--- Start of AVAILABLE DATA ---
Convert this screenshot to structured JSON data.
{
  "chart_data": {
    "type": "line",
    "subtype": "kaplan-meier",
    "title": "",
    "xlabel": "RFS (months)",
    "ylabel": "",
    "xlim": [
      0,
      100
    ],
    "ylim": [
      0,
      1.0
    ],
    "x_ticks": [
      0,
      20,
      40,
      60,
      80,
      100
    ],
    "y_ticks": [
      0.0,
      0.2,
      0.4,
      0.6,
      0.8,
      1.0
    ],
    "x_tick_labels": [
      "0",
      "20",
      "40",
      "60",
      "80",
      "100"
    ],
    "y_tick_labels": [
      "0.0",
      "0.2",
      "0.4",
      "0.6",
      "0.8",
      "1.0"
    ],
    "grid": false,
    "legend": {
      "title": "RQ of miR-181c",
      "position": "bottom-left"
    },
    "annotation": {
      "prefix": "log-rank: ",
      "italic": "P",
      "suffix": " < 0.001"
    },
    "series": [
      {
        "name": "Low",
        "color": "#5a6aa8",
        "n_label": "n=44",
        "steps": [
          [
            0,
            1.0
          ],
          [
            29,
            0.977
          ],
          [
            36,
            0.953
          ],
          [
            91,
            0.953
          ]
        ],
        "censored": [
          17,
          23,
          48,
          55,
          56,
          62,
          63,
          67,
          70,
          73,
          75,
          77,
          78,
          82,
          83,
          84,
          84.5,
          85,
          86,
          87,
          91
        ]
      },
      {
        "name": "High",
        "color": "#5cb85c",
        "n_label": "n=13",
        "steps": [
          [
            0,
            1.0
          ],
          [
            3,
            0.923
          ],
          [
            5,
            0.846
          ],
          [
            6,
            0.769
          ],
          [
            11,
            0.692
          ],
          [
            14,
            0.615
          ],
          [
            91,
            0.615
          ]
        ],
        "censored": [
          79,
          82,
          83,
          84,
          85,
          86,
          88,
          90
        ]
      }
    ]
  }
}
--- End of AVAILABLE DATA ---
_SET PROBLEM_. Exactly as shown, repeat every record.

_ANSWER FOR THE TASK_.
Convert this screenshot to structured JSON data.
{
  "chart_data": {
    "type": "line",
    "subtype": "kaplan-meier",
    "title": "",
    "xlabel": "RFS (months)",
    "ylabel": "",
    "xlim": [
      0,
      100
    ],
    "ylim": [
      0,
      1.0
    ],
    "x_ticks": [
      0,
      20,
      40,
      60,
      80,
      100
    ],
    "y_ticks": [
      0.0,
      0.2,
      0.4,
      0.6,
      0.8,
      1.0
    ],
    "x_tick_labels": [
      "0",
      "20",
      "40",
      "60",
      "80",
      "100"
    ],
    "y_tick_labels": [
      "0.0",
      "0.2",
      "0.4",
      "0.6",
      "0.8",
      "1.0"
    ],
    "grid": false,
    "legend": {
      "title": "RQ of miR-181c",
      "position": "bottom-left"
    },
    "annotation": {
      "prefix": "log-rank: ",
      "italic": "P",
      "suffix": " < 0.001"
    },
    "series": [
      {
        "name": "Low",
        "color": "#5a6aa8",
        "n_label": "n=44",
        "steps": [
          [
            0,
            1.0
          ],
          [
            29,
            0.977
          ],
          [
            36,
            0.953
          ],
          [
            91,
            0.953
          ]
        ],
        "censored": [
          17,
          23,
          48,
          55,
          56,
          62,
          63,
          67,
          70,
          73,
          75,
          77,
          78,
          82,
          83,
          84,
          84.5,
          85,
          86,
          87,
          91
        ]
      },
      {
        "name": "High",
        "color": "#5cb85c",
        "n_label": "n=13",
        "steps": [
          [
            0,
            1.0
          ],
          [
            3,
            0.923
          ],
          [
            5,
            0.846
          ],
          [
            6,
            0.769
          ],
          [
            11,
            0.692
          ],
          [
            14,
            0.615
          ],
          [
            91,
            0.615
          ]
        ],
        "censored": [
          79,
          82,
          83,
          84,
          85,
          86,
          88,
          90
        ]
      }
    ]
  }
}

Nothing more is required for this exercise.